--- Start of TASK MATERIAL ---

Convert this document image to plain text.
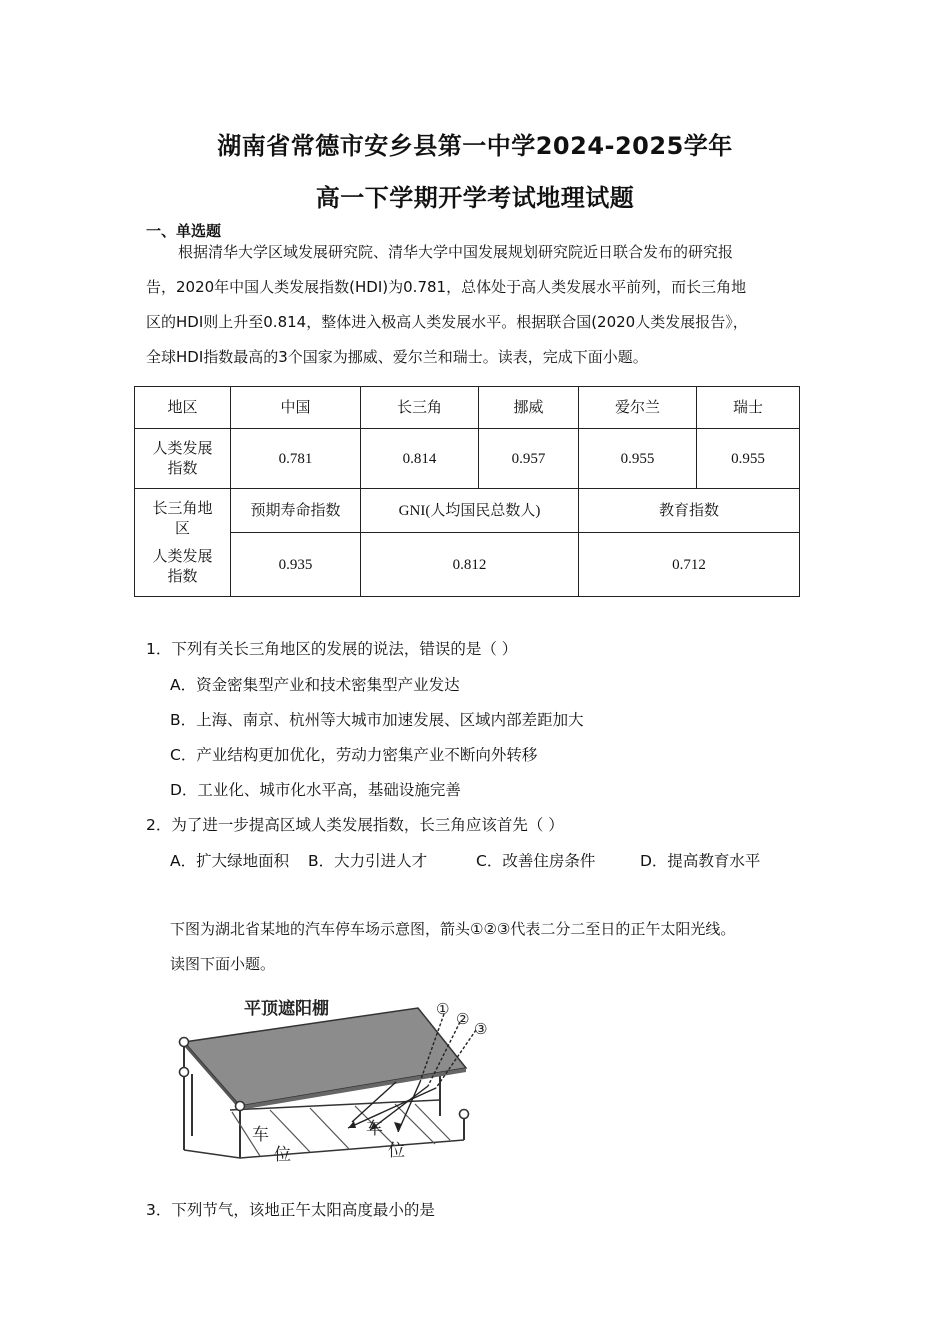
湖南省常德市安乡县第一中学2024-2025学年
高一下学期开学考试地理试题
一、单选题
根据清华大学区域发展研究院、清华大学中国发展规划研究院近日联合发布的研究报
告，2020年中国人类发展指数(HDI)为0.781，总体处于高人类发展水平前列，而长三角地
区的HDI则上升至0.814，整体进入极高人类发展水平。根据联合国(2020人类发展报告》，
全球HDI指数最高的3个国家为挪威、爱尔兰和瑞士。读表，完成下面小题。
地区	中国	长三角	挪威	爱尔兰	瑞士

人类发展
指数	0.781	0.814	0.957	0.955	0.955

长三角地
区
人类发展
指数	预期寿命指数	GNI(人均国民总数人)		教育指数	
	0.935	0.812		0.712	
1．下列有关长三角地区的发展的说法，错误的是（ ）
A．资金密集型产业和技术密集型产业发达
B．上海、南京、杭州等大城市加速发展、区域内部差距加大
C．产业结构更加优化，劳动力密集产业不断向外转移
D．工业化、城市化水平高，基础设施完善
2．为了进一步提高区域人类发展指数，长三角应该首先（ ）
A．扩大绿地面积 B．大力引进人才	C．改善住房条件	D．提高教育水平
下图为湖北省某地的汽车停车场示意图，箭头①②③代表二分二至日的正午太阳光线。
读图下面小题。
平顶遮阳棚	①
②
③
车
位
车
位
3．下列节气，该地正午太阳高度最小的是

--- End of TASK MATERIAL ---

GOAL OF THE EXERCISE »
Without including any pictures, please restate all the records exactly.

TASK RESPONSE »
Convert this document image to plain text.
湖南省常德市安乡县第一中学2024-2025学年
高一下学期开学考试地理试题
一、单选题
根据清华大学区域发展研究院、清华大学中国发展规划研究院近日联合发布的研究报
告，2020年中国人类发展指数(HDI)为0.781，总体处于高人类发展水平前列，而长三角地
区的HDI则上升至0.814，整体进入极高人类发展水平。根据联合国(2020人类发展报告》，
全球HDI指数最高的3个国家为挪威、爱尔兰和瑞士。读表，完成下面小题。
地区	中国	长三角	挪威	爱尔兰	瑞士

人类发展
指数	0.781	0.814	0.957	0.955	0.955

长三角地
区
人类发展
指数	预期寿命指数	GNI(人均国民总数人)		教育指数	
	0.935	0.812		0.712	
1．下列有关长三角地区的发展的说法，错误的是（ ）
A．资金密集型产业和技术密集型产业发达
B．上海、南京、杭州等大城市加速发展、区域内部差距加大
C．产业结构更加优化，劳动力密集产业不断向外转移
D．工业化、城市化水平高，基础设施完善
2．为了进一步提高区域人类发展指数，长三角应该首先（ ）
A．扩大绿地面积 B．大力引进人才	C．改善住房条件	D．提高教育水平
下图为湖北省某地的汽车停车场示意图，箭头①②③代表二分二至日的正午太阳光线。
读图下面小题。
平顶遮阳棚	①
②
③
车
位
车
位
3．下列节气，该地正午太阳高度最小的是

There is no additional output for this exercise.